Collected data entries

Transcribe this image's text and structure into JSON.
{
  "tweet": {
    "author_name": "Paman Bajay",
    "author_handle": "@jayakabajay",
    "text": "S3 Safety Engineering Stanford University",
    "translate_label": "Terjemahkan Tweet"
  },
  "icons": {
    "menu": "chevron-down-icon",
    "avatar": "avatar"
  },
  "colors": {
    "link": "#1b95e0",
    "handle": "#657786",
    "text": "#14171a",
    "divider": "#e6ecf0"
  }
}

#### Task details
Quote the whole listing above, leaving nothing out.

#### Written solution
Transcribe this image's text and structure into JSON.
{
  "tweet": {
    "author_name": "Paman Bajay",
    "author_handle": "@jayakabajay",
    "text": "S3 Safety Engineering Stanford University",
    "translate_label": "Terjemahkan Tweet"
  },
  "icons": {
    "menu": "chevron-down-icon",
    "avatar": "avatar"
  },
  "colors": {
    "link": "#1b95e0",
    "handle": "#657786",
    "text": "#14171a",
    "divider": "#e6ecf0"
  }
}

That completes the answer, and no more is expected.